- **THE DATA**
━━━━━━━━━━━━━━━━━━━━

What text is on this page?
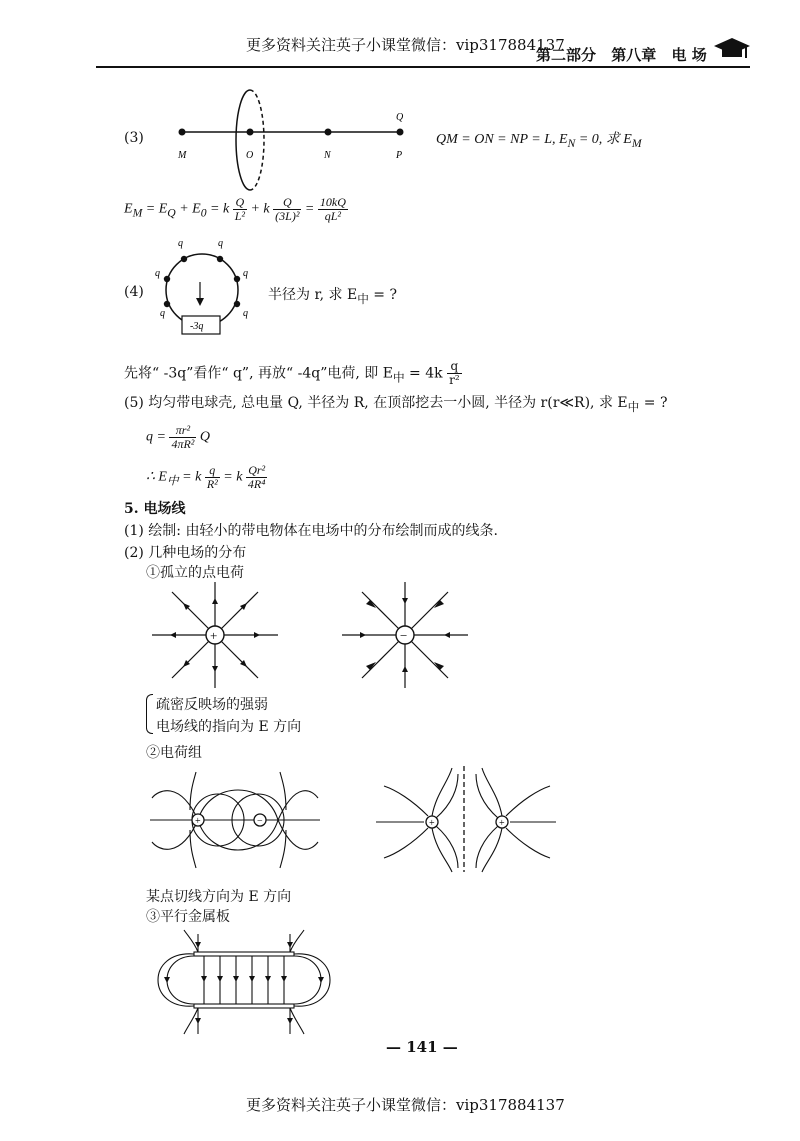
更多资料关注英子小课堂微信：vip317884137
第二部分 第八章 电 场
(3)
M	O	N	P
Q
QM = ON = NP = L, $E_N = 0$, 求 $E_M$
$E_M = E_Q + E_0 = k \frac{Q}{\text{L²}} + k \frac{Q}{\text{(3L)²}} = \frac{10kQ}{\text{qL²}}$
(4)
q	q
q	q
q	q
-3q
半径为 r, 求 $E_中$ = ?
先将“ -3q”看作“ q”, 再放“ -4q”电荷, 即 $E_中 = 4k \frac{q}{\text{r²}}$
(5) 均匀带电球壳, 总电量 Q, 半径为 R, 在顶部挖去一小圆, 半径为 r(r≪R), 求 $E_中$ = ?
$q = \frac{\text{πr²}}{\text{4πR²}}$ Q
∴ $E_中 = k \frac{q}{\text{R²}} = k \frac{\text{Qr²}}{\text{4R⁴}}$
5. 电场线
(1) 绘制: 由轻小的带电物体在电场中的分布绘制而成的线条.
(2) 几种电场的分布
①孤立的点电荷
+	−
疏密反映场的强弱
电场线的指向为 E 方向
②电荷组
+	−	+	+
某点切线方向为 E 方向
③平行金属板
— 141 —
更多资料关注英子小课堂微信：vip317884137
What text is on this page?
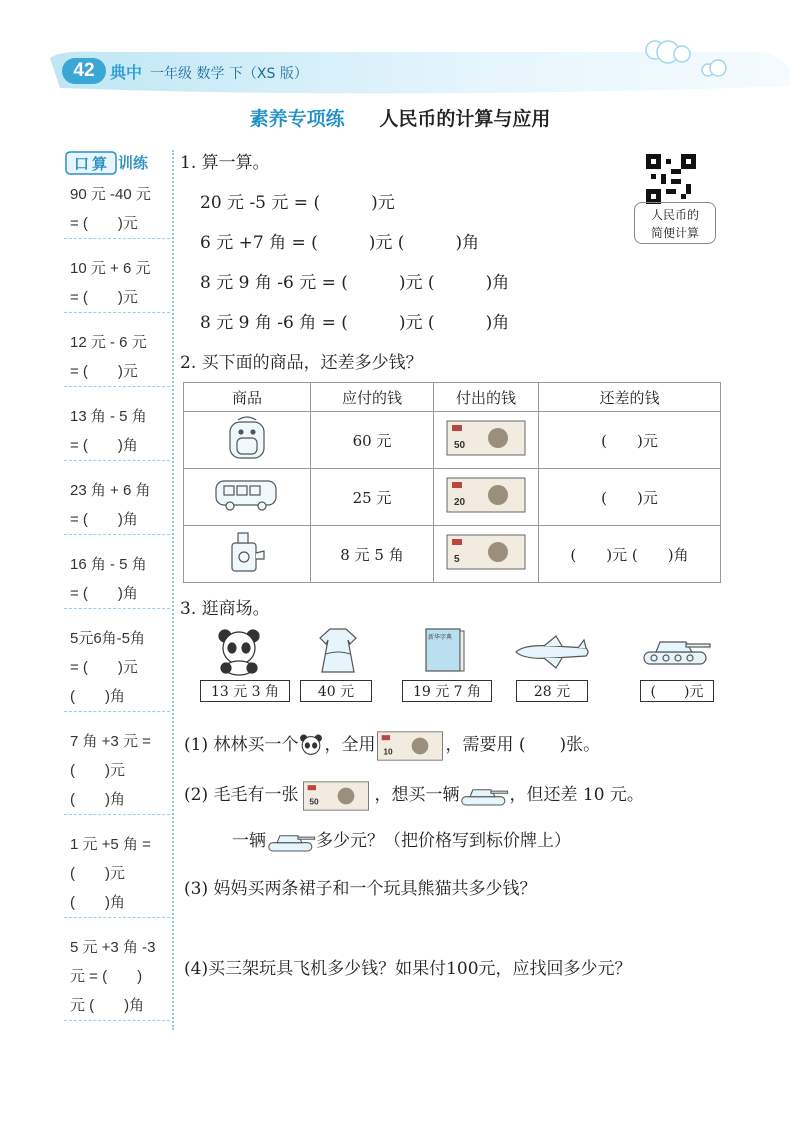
42 典中 一年级 数学 下（XS 版）
素养专项练 人民币的计算与应用
口 算 训练
90 元 -40 元
= (　　)元
10 元 + 6 元
= (　　)元
12 元 - 6 元
= (　　)元
13 角 - 5 角
= (　　)角
23 角 + 6 角
= (　　)角
16 角 - 5 角
= (　　)角
5元6角-5角
= (　　)元
(　　)角
7 角 +3 元 =
(　　)元
(　　)角
1 元 +5 角 =
(　　)元
(　　)角
5 元 +3 角 -3
元 = (　　)
元 (　　)角
1. 算一算。
20 元 -5 元 = (　　　)元
6 元 +7 角 = (　　　)元 (　　　)角
8 元 9 角 -6 元 = (　　　)元 (　　　)角
8 元 9 角 -6 角 = (　　　)元 (　　　)角
人民币的
简便计算
2. 买下面的商品，还差多少钱？
商品	应付的钱	付出的钱	还差的钱
	60 元	50	(　　)元
	25 元	20	(　　)元
	8 元 5 角	5	(　　)元 (　　)角
3. 逛商场。
新华字典
13 元 3 角	40 元	19 元 7 角	28 元	(　　)元
(1) 林林买一个 ，全用 10	，需要用 (　　)张。
(2) 毛毛有一张 50	，想买一辆	，但还差 10 元。
一辆	多少元？（把价格写到标价牌上）
(3) 妈妈买两条裙子和一个玩具熊猫共多少钱？
(4)买三架玩具飞机多少钱？如果付100元，应找回多少元？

━━━━━━━━━━━━━━━━━━━━

- **EXERCISE AIM**
Copy all the entries word for word. Omit any pictures.

- **ANSWER**
What text is on this page?
更多资料关注英子小课堂微信：vip317884137
第二部分 第八章 电 场
(3)
M	O	N	P
Q
QM = ON = NP = L, $E_N = 0$, 求 $E_M$
$E_M = E_Q + E_0 = k \frac{Q}{\text{L²}} + k \frac{Q}{\text{(3L)²}} = \frac{10kQ}{\text{qL²}}$
(4)
q	q
q	q
q	q
-3q
半径为 r, 求 $E_中$ = ?
先将“ -3q”看作“ q”, 再放“ -4q”电荷, 即 $E_中 = 4k \frac{q}{\text{r²}}$
(5) 均匀带电球壳, 总电量 Q, 半径为 R, 在顶部挖去一小圆, 半径为 r(r≪R), 求 $E_中$ = ?
$q = \frac{\text{πr²}}{\text{4πR²}}$ Q
∴ $E_中 = k \frac{q}{\text{R²}} = k \frac{\text{Qr²}}{\text{4R⁴}}$
5. 电场线
(1) 绘制: 由轻小的带电物体在电场中的分布绘制而成的线条.
(2) 几种电场的分布
①孤立的点电荷
+	−
疏密反映场的强弱
电场线的指向为 E 方向
②电荷组
+	−	+	+
某点切线方向为 E 方向
③平行金属板
— 141 —
更多资料关注英子小课堂微信：vip317884137
What text is on this page?
42 典中 一年级 数学 下（XS 版）
素养专项练 人民币的计算与应用
口 算 训练
90 元 -40 元
= (　　)元
10 元 + 6 元
= (　　)元
12 元 - 6 元
= (　　)元
13 角 - 5 角
= (　　)角
23 角 + 6 角
= (　　)角
16 角 - 5 角
= (　　)角
5元6角-5角
= (　　)元
(　　)角
7 角 +3 元 =
(　　)元
(　　)角
1 元 +5 角 =
(　　)元
(　　)角
5 元 +3 角 -3
元 = (　　)
元 (　　)角
1. 算一算。
20 元 -5 元 = (　　　)元
6 元 +7 角 = (　　　)元 (　　　)角
8 元 9 角 -6 元 = (　　　)元 (　　　)角
8 元 9 角 -6 角 = (　　　)元 (　　　)角
人民币的
简便计算
2. 买下面的商品，还差多少钱？
商品	应付的钱	付出的钱	还差的钱
	60 元	50	(　　)元
	25 元	20	(　　)元
	8 元 5 角	5	(　　)元 (　　)角
3. 逛商场。
新华字典
13 元 3 角	40 元	19 元 7 角	28 元	(　　)元
(1) 林林买一个 ，全用 10	，需要用 (　　)张。
(2) 毛毛有一张 50	，想买一辆	，但还差 10 元。
一辆	多少元？（把价格写到标价牌上）
(3) 妈妈买两条裙子和一个玩具熊猫共多少钱？
(4)买三架玩具飞机多少钱？如果付100元，应找回多少元？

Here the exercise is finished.